◆ INSTRUCTION
Take each line that has the word "this" and return it.

╭─ SUPPLIED RECORDS

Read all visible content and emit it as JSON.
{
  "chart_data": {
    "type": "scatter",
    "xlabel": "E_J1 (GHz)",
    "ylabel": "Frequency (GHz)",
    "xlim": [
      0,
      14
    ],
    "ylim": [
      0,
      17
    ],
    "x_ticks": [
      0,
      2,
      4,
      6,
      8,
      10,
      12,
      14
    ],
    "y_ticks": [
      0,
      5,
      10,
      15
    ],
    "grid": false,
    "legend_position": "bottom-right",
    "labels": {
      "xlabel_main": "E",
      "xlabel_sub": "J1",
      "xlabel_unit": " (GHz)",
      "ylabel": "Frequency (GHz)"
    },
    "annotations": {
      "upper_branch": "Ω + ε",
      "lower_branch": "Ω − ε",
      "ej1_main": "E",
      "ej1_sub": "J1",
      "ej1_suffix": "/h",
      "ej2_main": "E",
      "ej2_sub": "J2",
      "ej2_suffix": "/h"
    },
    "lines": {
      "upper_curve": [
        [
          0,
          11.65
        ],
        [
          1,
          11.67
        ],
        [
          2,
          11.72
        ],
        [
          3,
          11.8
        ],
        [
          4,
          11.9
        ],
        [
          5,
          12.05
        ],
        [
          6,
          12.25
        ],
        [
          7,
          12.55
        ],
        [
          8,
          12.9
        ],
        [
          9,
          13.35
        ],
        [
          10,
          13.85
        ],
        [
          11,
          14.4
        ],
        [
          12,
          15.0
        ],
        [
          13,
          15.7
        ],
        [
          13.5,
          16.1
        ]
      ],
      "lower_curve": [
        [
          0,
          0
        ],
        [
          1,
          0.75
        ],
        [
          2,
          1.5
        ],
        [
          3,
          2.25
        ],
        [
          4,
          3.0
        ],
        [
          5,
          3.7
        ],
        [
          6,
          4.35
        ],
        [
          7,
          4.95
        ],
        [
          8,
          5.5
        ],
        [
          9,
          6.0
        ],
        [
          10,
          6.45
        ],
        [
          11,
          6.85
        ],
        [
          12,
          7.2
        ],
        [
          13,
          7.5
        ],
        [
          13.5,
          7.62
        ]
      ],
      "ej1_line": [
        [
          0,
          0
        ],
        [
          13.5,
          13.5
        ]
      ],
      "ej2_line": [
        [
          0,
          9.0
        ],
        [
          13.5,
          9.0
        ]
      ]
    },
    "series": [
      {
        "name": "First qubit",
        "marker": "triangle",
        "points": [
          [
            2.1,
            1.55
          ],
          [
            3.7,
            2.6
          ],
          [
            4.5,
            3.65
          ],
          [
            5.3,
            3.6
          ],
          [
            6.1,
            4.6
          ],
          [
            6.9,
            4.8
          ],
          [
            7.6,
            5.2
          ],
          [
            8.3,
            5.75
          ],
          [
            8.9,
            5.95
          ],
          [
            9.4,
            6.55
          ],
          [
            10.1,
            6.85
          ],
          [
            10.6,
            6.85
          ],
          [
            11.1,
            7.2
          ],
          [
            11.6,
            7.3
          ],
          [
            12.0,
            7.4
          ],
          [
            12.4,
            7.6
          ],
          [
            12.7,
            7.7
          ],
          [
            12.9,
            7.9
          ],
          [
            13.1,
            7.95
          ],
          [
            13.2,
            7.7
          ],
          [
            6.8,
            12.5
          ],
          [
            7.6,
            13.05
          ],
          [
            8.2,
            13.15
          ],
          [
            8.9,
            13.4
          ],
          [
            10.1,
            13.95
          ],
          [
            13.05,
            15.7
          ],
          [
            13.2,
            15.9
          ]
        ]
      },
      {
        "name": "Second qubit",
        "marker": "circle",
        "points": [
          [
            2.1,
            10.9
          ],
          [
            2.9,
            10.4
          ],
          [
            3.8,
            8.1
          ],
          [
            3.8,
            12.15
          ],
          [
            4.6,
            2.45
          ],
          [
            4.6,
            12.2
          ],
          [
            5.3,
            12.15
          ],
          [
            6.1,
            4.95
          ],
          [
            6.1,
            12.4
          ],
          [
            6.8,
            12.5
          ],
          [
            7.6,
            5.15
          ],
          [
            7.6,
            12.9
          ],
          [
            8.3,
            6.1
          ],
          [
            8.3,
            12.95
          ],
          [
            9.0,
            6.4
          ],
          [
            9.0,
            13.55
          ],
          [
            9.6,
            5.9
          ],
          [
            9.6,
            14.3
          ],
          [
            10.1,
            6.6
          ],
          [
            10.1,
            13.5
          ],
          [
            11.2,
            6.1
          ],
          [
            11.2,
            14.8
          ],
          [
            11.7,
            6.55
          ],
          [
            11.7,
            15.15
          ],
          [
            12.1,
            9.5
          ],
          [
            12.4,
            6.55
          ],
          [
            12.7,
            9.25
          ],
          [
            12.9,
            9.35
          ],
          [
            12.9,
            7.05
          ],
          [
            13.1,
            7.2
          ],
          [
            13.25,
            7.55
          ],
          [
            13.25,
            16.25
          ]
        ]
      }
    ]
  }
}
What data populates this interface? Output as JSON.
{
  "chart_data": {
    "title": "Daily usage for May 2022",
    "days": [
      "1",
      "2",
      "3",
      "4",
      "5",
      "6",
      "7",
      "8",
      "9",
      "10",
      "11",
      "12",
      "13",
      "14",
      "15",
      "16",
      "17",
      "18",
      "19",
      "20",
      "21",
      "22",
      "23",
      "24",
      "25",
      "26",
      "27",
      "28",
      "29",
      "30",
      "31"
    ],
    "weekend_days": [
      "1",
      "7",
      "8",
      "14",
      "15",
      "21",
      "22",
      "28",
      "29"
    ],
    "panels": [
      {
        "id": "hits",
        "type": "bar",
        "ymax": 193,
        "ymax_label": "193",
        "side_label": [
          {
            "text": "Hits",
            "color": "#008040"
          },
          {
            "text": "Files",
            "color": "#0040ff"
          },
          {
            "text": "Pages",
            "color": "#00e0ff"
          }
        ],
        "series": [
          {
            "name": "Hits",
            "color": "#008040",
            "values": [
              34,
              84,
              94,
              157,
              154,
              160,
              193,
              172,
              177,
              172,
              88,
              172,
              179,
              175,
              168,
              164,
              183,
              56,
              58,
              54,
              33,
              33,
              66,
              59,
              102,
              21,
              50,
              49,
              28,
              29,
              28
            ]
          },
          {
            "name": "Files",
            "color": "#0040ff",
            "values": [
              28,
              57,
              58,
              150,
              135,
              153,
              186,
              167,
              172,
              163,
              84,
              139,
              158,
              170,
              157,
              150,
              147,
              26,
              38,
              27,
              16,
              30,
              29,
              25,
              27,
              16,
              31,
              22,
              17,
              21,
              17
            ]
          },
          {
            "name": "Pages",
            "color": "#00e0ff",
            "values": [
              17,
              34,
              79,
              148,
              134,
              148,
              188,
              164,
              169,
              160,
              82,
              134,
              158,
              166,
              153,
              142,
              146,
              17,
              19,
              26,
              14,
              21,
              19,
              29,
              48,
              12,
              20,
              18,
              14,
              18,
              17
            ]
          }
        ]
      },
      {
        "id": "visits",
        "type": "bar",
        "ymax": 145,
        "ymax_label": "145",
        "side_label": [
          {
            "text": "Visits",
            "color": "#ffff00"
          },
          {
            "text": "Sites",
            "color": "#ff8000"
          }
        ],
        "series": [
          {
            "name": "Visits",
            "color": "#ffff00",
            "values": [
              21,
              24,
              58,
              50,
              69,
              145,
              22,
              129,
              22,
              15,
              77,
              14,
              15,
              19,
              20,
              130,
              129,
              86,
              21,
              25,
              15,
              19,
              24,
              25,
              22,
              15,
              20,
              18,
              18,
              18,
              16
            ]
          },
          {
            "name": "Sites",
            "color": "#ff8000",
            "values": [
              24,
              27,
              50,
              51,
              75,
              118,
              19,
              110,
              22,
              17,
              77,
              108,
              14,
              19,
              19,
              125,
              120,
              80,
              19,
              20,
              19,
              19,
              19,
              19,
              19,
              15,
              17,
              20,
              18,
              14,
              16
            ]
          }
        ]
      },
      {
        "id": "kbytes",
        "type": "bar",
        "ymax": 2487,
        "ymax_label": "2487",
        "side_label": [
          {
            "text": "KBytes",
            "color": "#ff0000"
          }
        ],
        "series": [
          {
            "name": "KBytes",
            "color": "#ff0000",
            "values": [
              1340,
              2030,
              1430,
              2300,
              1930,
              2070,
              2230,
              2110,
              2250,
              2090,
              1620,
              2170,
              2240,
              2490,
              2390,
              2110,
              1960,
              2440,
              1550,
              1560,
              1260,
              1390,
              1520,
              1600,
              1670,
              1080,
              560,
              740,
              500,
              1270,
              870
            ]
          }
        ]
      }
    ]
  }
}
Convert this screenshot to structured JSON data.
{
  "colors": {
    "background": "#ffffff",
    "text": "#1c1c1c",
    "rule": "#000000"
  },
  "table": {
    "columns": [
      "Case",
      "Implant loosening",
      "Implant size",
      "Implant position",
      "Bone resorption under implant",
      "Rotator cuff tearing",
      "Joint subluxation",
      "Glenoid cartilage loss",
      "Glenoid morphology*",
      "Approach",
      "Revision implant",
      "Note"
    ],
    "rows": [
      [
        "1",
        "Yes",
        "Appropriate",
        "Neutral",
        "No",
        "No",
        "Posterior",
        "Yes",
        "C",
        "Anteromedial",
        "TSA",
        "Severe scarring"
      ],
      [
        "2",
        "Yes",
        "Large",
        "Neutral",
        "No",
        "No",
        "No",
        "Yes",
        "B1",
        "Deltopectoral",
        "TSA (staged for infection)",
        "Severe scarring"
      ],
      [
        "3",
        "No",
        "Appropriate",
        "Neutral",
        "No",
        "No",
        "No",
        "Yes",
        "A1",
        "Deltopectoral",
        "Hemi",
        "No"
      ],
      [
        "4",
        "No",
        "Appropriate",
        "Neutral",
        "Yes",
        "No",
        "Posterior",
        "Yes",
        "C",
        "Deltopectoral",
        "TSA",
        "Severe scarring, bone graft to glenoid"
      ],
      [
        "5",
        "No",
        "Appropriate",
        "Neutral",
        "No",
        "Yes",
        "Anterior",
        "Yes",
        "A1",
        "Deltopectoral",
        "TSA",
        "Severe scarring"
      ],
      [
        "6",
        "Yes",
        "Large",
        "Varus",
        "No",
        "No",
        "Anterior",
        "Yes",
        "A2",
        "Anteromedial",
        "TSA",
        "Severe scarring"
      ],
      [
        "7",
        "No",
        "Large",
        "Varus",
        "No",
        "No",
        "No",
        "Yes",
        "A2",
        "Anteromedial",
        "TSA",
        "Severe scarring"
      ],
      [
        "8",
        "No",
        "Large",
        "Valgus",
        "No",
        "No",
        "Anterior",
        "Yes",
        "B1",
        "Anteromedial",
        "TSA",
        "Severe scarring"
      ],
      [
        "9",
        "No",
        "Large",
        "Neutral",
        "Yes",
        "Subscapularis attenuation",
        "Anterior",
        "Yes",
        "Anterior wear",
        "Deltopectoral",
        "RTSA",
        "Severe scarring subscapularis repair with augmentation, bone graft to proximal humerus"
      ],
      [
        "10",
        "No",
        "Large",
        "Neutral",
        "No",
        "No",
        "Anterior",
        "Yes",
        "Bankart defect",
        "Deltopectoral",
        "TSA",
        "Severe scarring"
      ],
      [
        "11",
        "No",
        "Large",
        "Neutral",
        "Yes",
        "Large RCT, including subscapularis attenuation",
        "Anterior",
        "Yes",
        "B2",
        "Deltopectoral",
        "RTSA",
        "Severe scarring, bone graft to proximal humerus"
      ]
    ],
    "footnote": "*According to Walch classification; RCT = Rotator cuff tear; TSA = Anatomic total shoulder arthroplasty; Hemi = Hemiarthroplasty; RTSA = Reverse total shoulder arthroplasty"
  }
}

╰─

◆ OUTPUT
What data populates this interface? Output as JSON.
Convert this screenshot to structured JSON data.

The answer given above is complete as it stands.